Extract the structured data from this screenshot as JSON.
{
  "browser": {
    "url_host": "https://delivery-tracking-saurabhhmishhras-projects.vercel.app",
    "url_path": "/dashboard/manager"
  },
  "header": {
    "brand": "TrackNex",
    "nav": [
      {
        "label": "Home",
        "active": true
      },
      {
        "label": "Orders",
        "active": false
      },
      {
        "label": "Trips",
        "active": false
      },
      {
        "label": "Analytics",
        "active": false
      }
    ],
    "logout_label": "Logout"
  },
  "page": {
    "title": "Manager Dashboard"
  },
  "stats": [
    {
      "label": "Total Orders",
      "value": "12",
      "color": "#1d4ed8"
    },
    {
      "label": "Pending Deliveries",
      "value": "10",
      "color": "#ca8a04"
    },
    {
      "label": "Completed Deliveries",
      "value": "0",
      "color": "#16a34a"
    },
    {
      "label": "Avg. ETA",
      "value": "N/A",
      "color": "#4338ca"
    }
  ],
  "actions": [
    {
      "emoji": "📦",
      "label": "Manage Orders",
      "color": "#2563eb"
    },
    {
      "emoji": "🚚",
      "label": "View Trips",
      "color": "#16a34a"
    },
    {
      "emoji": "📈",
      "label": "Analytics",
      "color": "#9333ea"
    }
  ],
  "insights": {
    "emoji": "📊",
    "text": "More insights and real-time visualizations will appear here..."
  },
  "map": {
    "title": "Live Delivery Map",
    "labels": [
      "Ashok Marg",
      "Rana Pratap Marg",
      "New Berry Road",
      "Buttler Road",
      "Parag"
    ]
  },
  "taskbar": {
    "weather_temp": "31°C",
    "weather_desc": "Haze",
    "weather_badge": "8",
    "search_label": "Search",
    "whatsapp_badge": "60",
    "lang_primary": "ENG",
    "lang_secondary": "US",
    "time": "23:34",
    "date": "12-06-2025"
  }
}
────────────────────
_Work to complete_: Print out all the entries precisely as written.

_Worked solution_:
Extract the structured data from this screenshot as JSON.
{
  "browser": {
    "url_host": "https://delivery-tracking-saurabhhmishhras-projects.vercel.app",
    "url_path": "/dashboard/manager"
  },
  "header": {
    "brand": "TrackNex",
    "nav": [
      {
        "label": "Home",
        "active": true
      },
      {
        "label": "Orders",
        "active": false
      },
      {
        "label": "Trips",
        "active": false
      },
      {
        "label": "Analytics",
        "active": false
      }
    ],
    "logout_label": "Logout"
  },
  "page": {
    "title": "Manager Dashboard"
  },
  "stats": [
    {
      "label": "Total Orders",
      "value": "12",
      "color": "#1d4ed8"
    },
    {
      "label": "Pending Deliveries",
      "value": "10",
      "color": "#ca8a04"
    },
    {
      "label": "Completed Deliveries",
      "value": "0",
      "color": "#16a34a"
    },
    {
      "label": "Avg. ETA",
      "value": "N/A",
      "color": "#4338ca"
    }
  ],
  "actions": [
    {
      "emoji": "📦",
      "label": "Manage Orders",
      "color": "#2563eb"
    },
    {
      "emoji": "🚚",
      "label": "View Trips",
      "color": "#16a34a"
    },
    {
      "emoji": "📈",
      "label": "Analytics",
      "color": "#9333ea"
    }
  ],
  "insights": {
    "emoji": "📊",
    "text": "More insights and real-time visualizations will appear here..."
  },
  "map": {
    "title": "Live Delivery Map",
    "labels": [
      "Ashok Marg",
      "Rana Pratap Marg",
      "New Berry Road",
      "Buttler Road",
      "Parag"
    ]
  },
  "taskbar": {
    "weather_temp": "31°C",
    "weather_desc": "Haze",
    "weather_badge": "8",
    "search_label": "Search",
    "whatsapp_badge": "60",
    "lang_primary": "ENG",
    "lang_secondary": "US",
    "time": "23:34",
    "date": "12-06-2025"
  }
}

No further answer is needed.